Extract the lines that carry the string "this" from the listing.

+--

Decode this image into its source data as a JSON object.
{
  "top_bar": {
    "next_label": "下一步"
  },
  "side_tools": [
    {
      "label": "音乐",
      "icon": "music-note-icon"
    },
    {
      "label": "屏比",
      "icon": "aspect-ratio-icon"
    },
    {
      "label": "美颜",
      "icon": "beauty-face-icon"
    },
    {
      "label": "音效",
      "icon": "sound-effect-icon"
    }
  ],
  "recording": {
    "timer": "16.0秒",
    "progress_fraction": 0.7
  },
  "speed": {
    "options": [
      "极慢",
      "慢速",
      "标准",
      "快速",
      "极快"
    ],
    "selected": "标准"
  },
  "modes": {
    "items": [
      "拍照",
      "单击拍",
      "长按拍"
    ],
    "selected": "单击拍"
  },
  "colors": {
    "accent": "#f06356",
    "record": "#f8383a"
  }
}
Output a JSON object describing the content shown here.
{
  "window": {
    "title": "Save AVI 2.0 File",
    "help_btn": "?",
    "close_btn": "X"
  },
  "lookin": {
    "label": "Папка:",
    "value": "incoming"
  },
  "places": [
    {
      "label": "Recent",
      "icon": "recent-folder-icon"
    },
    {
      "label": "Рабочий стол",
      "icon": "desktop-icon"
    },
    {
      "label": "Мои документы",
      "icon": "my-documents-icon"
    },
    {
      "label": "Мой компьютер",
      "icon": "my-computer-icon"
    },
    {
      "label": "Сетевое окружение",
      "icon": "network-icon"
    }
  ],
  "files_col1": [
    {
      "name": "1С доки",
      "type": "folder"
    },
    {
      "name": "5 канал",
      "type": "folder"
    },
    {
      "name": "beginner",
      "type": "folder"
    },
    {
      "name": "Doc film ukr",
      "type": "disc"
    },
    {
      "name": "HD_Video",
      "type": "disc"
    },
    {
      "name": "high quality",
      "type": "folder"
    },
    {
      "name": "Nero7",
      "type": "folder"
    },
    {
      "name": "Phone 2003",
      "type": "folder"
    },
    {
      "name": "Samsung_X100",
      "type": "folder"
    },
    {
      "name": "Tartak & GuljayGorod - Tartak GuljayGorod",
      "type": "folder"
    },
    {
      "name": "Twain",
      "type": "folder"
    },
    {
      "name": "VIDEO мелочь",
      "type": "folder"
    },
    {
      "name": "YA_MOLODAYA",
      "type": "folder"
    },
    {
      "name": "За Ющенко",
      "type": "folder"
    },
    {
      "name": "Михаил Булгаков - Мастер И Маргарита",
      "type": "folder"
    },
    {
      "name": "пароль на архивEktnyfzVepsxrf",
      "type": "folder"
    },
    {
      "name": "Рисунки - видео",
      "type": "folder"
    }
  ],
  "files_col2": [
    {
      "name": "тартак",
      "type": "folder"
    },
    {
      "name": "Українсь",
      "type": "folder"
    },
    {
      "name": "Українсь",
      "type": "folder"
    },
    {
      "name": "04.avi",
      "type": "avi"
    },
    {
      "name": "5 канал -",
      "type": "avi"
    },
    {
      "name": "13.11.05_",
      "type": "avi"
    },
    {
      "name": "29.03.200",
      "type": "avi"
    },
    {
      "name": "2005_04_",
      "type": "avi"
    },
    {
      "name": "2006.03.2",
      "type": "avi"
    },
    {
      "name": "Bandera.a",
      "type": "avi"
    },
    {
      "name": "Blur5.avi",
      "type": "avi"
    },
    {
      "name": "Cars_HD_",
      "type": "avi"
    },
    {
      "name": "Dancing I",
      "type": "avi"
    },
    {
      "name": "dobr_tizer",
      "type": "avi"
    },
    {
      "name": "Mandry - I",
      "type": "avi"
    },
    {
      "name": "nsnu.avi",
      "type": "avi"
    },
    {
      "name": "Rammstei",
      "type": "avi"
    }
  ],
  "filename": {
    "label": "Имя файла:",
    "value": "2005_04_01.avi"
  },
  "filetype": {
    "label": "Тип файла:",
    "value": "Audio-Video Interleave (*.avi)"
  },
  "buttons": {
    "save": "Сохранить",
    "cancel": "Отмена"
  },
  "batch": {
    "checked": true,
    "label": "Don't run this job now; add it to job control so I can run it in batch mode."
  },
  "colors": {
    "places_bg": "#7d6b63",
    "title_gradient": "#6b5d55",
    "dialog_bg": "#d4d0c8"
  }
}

+--

The reply ▸
Decode this image into its source data as a JSON object.
    "label": "Don't run this job now; add it to job control so I can run it in batch mode."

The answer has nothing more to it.